===== Information shown =====
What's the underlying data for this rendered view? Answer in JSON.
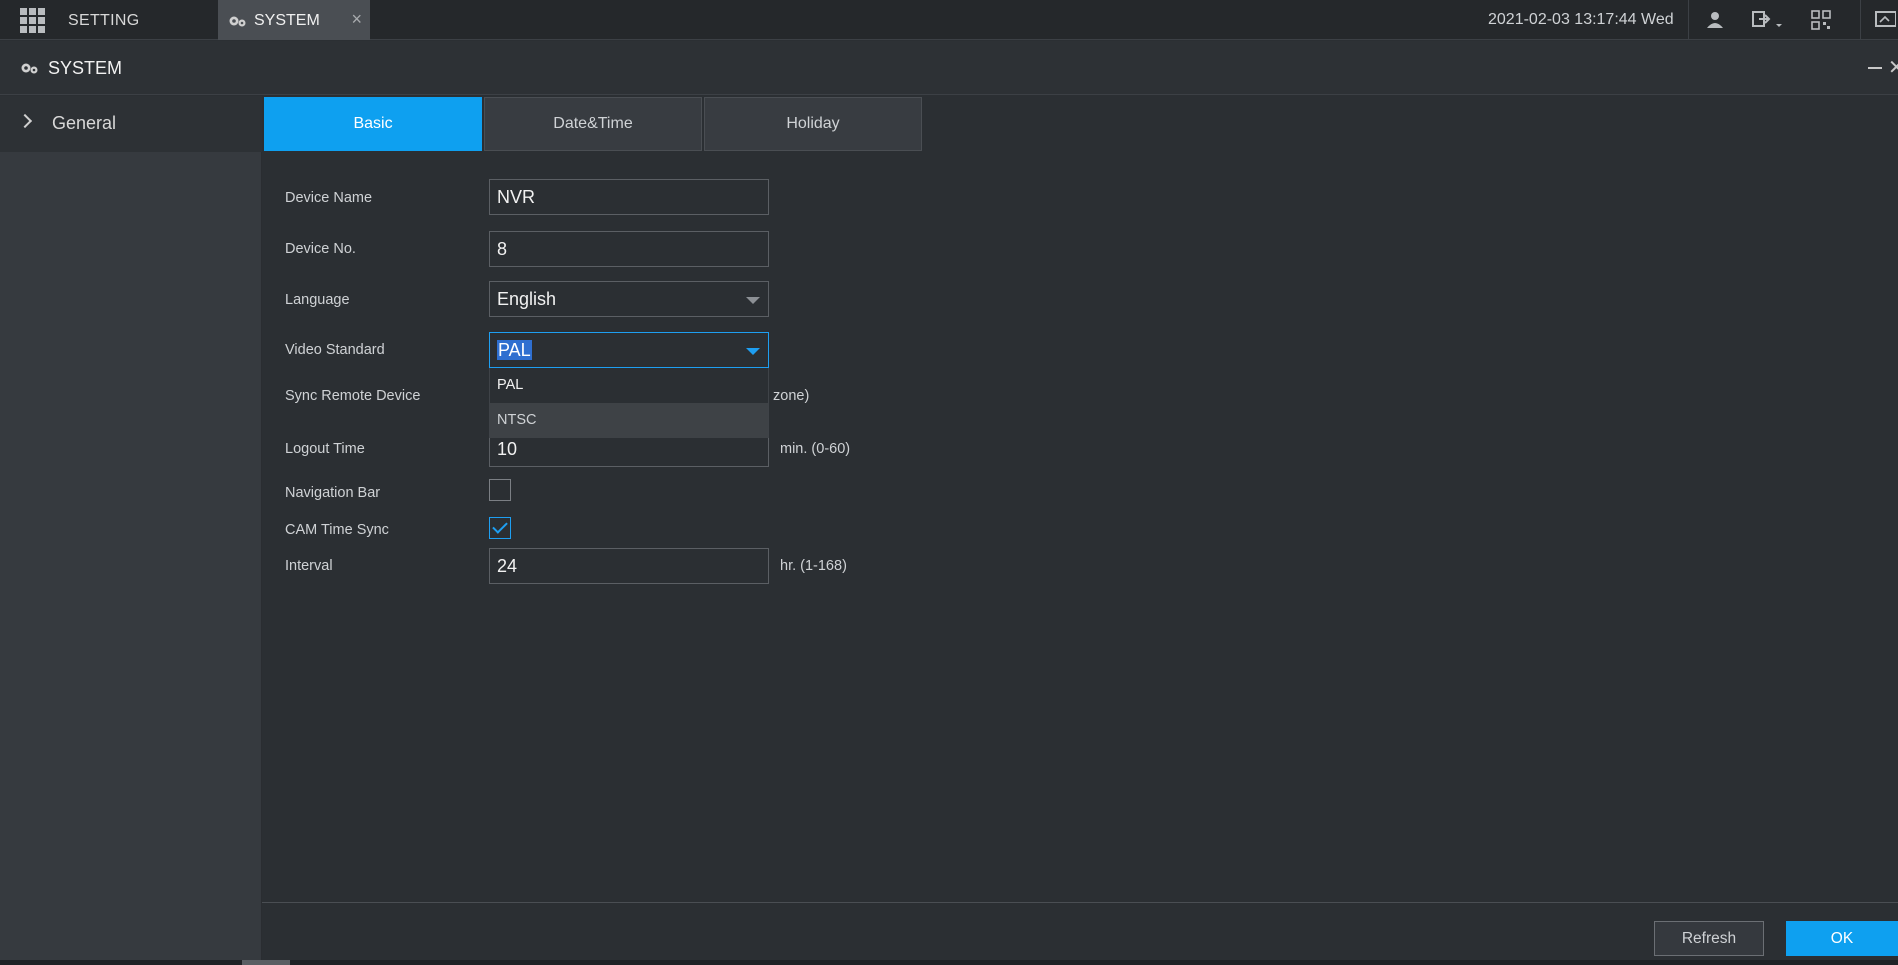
{
  "topbar": {
    "menu_label": "SETTING",
    "active_tab_label": "SYSTEM",
    "tab_close": "×",
    "datetime": "2021-02-03 13:17:44 Wed"
  },
  "window": {
    "title": "SYSTEM",
    "close": "✕"
  },
  "sidebar": {
    "items": [
      {
        "label": "General"
      }
    ]
  },
  "tabs": [
    {
      "label": "Basic",
      "active": true
    },
    {
      "label": "Date&Time",
      "active": false
    },
    {
      "label": "Holiday",
      "active": false
    }
  ],
  "form": {
    "device_name": {
      "label": "Device Name",
      "value": "NVR"
    },
    "device_no": {
      "label": "Device No.",
      "value": "8"
    },
    "language": {
      "label": "Language",
      "value": "English"
    },
    "video_standard": {
      "label": "Video Standard",
      "value": "PAL",
      "options": [
        "PAL",
        "NTSC"
      ]
    },
    "sync_remote_device": {
      "label": "Sync Remote Device",
      "hint_suffix": "zone)"
    },
    "logout_time": {
      "label": "Logout Time",
      "value": "10",
      "hint": "min. (0-60)"
    },
    "navigation_bar": {
      "label": "Navigation Bar",
      "checked": false
    },
    "cam_time_sync": {
      "label": "CAM Time Sync",
      "checked": true
    },
    "interval": {
      "label": "Interval",
      "value": "24",
      "hint": "hr. (1-168)"
    }
  },
  "buttons": {
    "refresh": "Refresh",
    "ok": "OK"
  },
  "colors": {
    "accent": "#0ea0f0",
    "background": "#2b2f33"
  }
}
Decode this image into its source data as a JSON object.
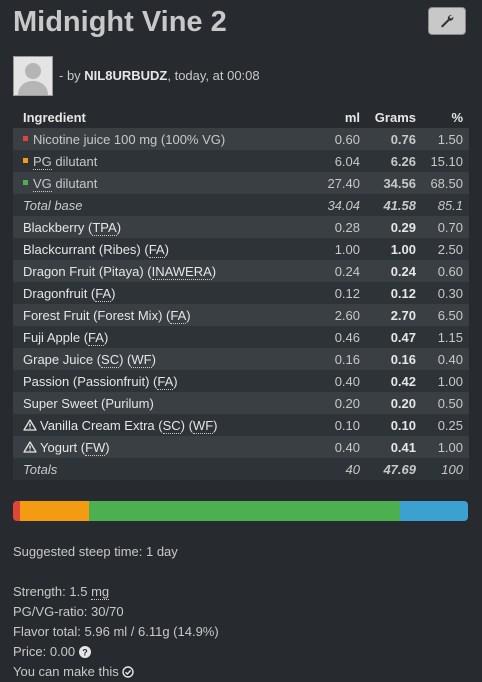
{
  "header": {
    "title": "Midnight Vine 2",
    "by_prefix": "- by",
    "author": "NIL8URBUDZ",
    "when": ", today, at 00:08"
  },
  "table": {
    "columns": [
      "Ingredient",
      "ml",
      "Grams",
      "%"
    ],
    "base": [
      {
        "name": "Nicotine juice 100 mg (100% VG)",
        "ml": "0.60",
        "grams": "0.76",
        "pct": "1.50",
        "color": "#e0453a"
      },
      {
        "name_abbr": "PG",
        "name_rest": " dilutant",
        "ml": "6.04",
        "grams": "6.26",
        "pct": "15.10",
        "color": "#f39c12"
      },
      {
        "name_abbr": "VG",
        "name_rest": " dilutant",
        "ml": "27.40",
        "grams": "34.56",
        "pct": "68.50",
        "color": "#4caf50"
      }
    ],
    "total_base": {
      "label": "Total base",
      "ml": "34.04",
      "grams": "41.58",
      "pct": "85.1"
    },
    "flavors": [
      {
        "parts": [
          "Blackberry (",
          "TPA",
          ")"
        ],
        "ml": "0.28",
        "grams": "0.29",
        "pct": "0.70"
      },
      {
        "parts": [
          "Blackcurrant (Ribes) (",
          "FA",
          ")"
        ],
        "ml": "1.00",
        "grams": "1.00",
        "pct": "2.50"
      },
      {
        "parts": [
          "Dragon Fruit (Pitaya) (",
          "INAWERA",
          ")"
        ],
        "ml": "0.24",
        "grams": "0.24",
        "pct": "0.60"
      },
      {
        "parts": [
          "Dragonfruit (",
          "FA",
          ")"
        ],
        "ml": "0.12",
        "grams": "0.12",
        "pct": "0.30"
      },
      {
        "parts": [
          "Forest Fruit (Forest Mix) (",
          "FA",
          ")"
        ],
        "ml": "2.60",
        "grams": "2.70",
        "pct": "6.50"
      },
      {
        "parts": [
          "Fuji Apple (",
          "FA",
          ")"
        ],
        "ml": "0.46",
        "grams": "0.47",
        "pct": "1.15"
      },
      {
        "parts": [
          "Grape Juice (",
          "SC",
          ") (",
          "WF",
          ")"
        ],
        "ml": "0.16",
        "grams": "0.16",
        "pct": "0.40"
      },
      {
        "parts": [
          "Passion (Passionfruit) (",
          "FA",
          ")"
        ],
        "ml": "0.40",
        "grams": "0.42",
        "pct": "1.00"
      },
      {
        "parts": [
          "Super Sweet (Purilum)"
        ],
        "ml": "0.20",
        "grams": "0.20",
        "pct": "0.50"
      },
      {
        "parts": [
          "Vanilla Cream Extra (",
          "SC",
          ") (",
          "WF",
          ")"
        ],
        "ml": "0.10",
        "grams": "0.10",
        "pct": "0.25",
        "warning": true
      },
      {
        "parts": [
          "Yogurt (",
          "FW",
          ")"
        ],
        "ml": "0.40",
        "grams": "0.41",
        "pct": "1.00",
        "warning": true
      }
    ],
    "totals": {
      "label": "Totals",
      "ml": "40",
      "grams": "47.69",
      "pct": "100"
    }
  },
  "bar_segments": [
    {
      "name": "nicotine",
      "pct": 1.5,
      "color": "#e0453a"
    },
    {
      "name": "pg",
      "pct": 15.1,
      "color": "#f39c12"
    },
    {
      "name": "vg",
      "pct": 68.5,
      "color": "#4caf50"
    },
    {
      "name": "flavor",
      "pct": 14.9,
      "color": "#3ca0d0"
    }
  ],
  "info": {
    "steep": "Suggested steep time: 1 day",
    "strength_prefix": "Strength: 1.5 ",
    "strength_unit": "mg",
    "pgvg": "PG/VG-ratio: 30/70",
    "flavor_total": "Flavor total: 5.96 ml / 6.11g (14.9%)",
    "price": "Price: 0.00",
    "can_make": "You can make this"
  },
  "icons": {
    "wrench": "wrench-icon",
    "warning": "warning-icon",
    "help": "help-icon",
    "check": "check-circle-icon",
    "avatar": "avatar-placeholder"
  }
}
=====
Task details:
Reproduce the material above in full, exactly, with no images.

Output for this exercise:
What's the underlying data for this rendered view? Answer in JSON.
{
  "topbar": {
    "menu_label": "SETTING",
    "active_tab_label": "SYSTEM",
    "tab_close": "×",
    "datetime": "2021-02-03 13:17:44 Wed"
  },
  "window": {
    "title": "SYSTEM",
    "close": "✕"
  },
  "sidebar": {
    "items": [
      {
        "label": "General"
      }
    ]
  },
  "tabs": [
    {
      "label": "Basic",
      "active": true
    },
    {
      "label": "Date&Time",
      "active": false
    },
    {
      "label": "Holiday",
      "active": false
    }
  ],
  "form": {
    "device_name": {
      "label": "Device Name",
      "value": "NVR"
    },
    "device_no": {
      "label": "Device No.",
      "value": "8"
    },
    "language": {
      "label": "Language",
      "value": "English"
    },
    "video_standard": {
      "label": "Video Standard",
      "value": "PAL",
      "options": [
        "PAL",
        "NTSC"
      ]
    },
    "sync_remote_device": {
      "label": "Sync Remote Device",
      "hint_suffix": "zone)"
    },
    "logout_time": {
      "label": "Logout Time",
      "value": "10",
      "hint": "min. (0-60)"
    },
    "navigation_bar": {
      "label": "Navigation Bar",
      "checked": false
    },
    "cam_time_sync": {
      "label": "CAM Time Sync",
      "checked": true
    },
    "interval": {
      "label": "Interval",
      "value": "24",
      "hint": "hr. (1-168)"
    }
  },
  "buttons": {
    "refresh": "Refresh",
    "ok": "OK"
  },
  "colors": {
    "accent": "#0ea0f0",
    "background": "#2b2f33"
  }
}
Decode this image into its source data as a JSON object.
{
  "header": {
    "title": "Midnight Vine 2",
    "by_prefix": "- by",
    "author": "NIL8URBUDZ",
    "when": ", today, at 00:08"
  },
  "table": {
    "columns": [
      "Ingredient",
      "ml",
      "Grams",
      "%"
    ],
    "base": [
      {
        "name": "Nicotine juice 100 mg (100% VG)",
        "ml": "0.60",
        "grams": "0.76",
        "pct": "1.50",
        "color": "#e0453a"
      },
      {
        "name_abbr": "PG",
        "name_rest": " dilutant",
        "ml": "6.04",
        "grams": "6.26",
        "pct": "15.10",
        "color": "#f39c12"
      },
      {
        "name_abbr": "VG",
        "name_rest": " dilutant",
        "ml": "27.40",
        "grams": "34.56",
        "pct": "68.50",
        "color": "#4caf50"
      }
    ],
    "total_base": {
      "label": "Total base",
      "ml": "34.04",
      "grams": "41.58",
      "pct": "85.1"
    },
    "flavors": [
      {
        "parts": [
          "Blackberry (",
          "TPA",
          ")"
        ],
        "ml": "0.28",
        "grams": "0.29",
        "pct": "0.70"
      },
      {
        "parts": [
          "Blackcurrant (Ribes) (",
          "FA",
          ")"
        ],
        "ml": "1.00",
        "grams": "1.00",
        "pct": "2.50"
      },
      {
        "parts": [
          "Dragon Fruit (Pitaya) (",
          "INAWERA",
          ")"
        ],
        "ml": "0.24",
        "grams": "0.24",
        "pct": "0.60"
      },
      {
        "parts": [
          "Dragonfruit (",
          "FA",
          ")"
        ],
        "ml": "0.12",
        "grams": "0.12",
        "pct": "0.30"
      },
      {
        "parts": [
          "Forest Fruit (Forest Mix) (",
          "FA",
          ")"
        ],
        "ml": "2.60",
        "grams": "2.70",
        "pct": "6.50"
      },
      {
        "parts": [
          "Fuji Apple (",
          "FA",
          ")"
        ],
        "ml": "0.46",
        "grams": "0.47",
        "pct": "1.15"
      },
      {
        "parts": [
          "Grape Juice (",
          "SC",
          ") (",
          "WF",
          ")"
        ],
        "ml": "0.16",
        "grams": "0.16",
        "pct": "0.40"
      },
      {
        "parts": [
          "Passion (Passionfruit) (",
          "FA",
          ")"
        ],
        "ml": "0.40",
        "grams": "0.42",
        "pct": "1.00"
      },
      {
        "parts": [
          "Super Sweet (Purilum)"
        ],
        "ml": "0.20",
        "grams": "0.20",
        "pct": "0.50"
      },
      {
        "parts": [
          "Vanilla Cream Extra (",
          "SC",
          ") (",
          "WF",
          ")"
        ],
        "ml": "0.10",
        "grams": "0.10",
        "pct": "0.25",
        "warning": true
      },
      {
        "parts": [
          "Yogurt (",
          "FW",
          ")"
        ],
        "ml": "0.40",
        "grams": "0.41",
        "pct": "1.00",
        "warning": true
      }
    ],
    "totals": {
      "label": "Totals",
      "ml": "40",
      "grams": "47.69",
      "pct": "100"
    }
  },
  "bar_segments": [
    {
      "name": "nicotine",
      "pct": 1.5,
      "color": "#e0453a"
    },
    {
      "name": "pg",
      "pct": 15.1,
      "color": "#f39c12"
    },
    {
      "name": "vg",
      "pct": 68.5,
      "color": "#4caf50"
    },
    {
      "name": "flavor",
      "pct": 14.9,
      "color": "#3ca0d0"
    }
  ],
  "info": {
    "steep": "Suggested steep time: 1 day",
    "strength_prefix": "Strength: 1.5 ",
    "strength_unit": "mg",
    "pgvg": "PG/VG-ratio: 30/70",
    "flavor_total": "Flavor total: 5.96 ml / 6.11g (14.9%)",
    "price": "Price: 0.00",
    "can_make": "You can make this"
  },
  "icons": {
    "wrench": "wrench-icon",
    "warning": "warning-icon",
    "help": "help-icon",
    "check": "check-circle-icon",
    "avatar": "avatar-placeholder"
  }
}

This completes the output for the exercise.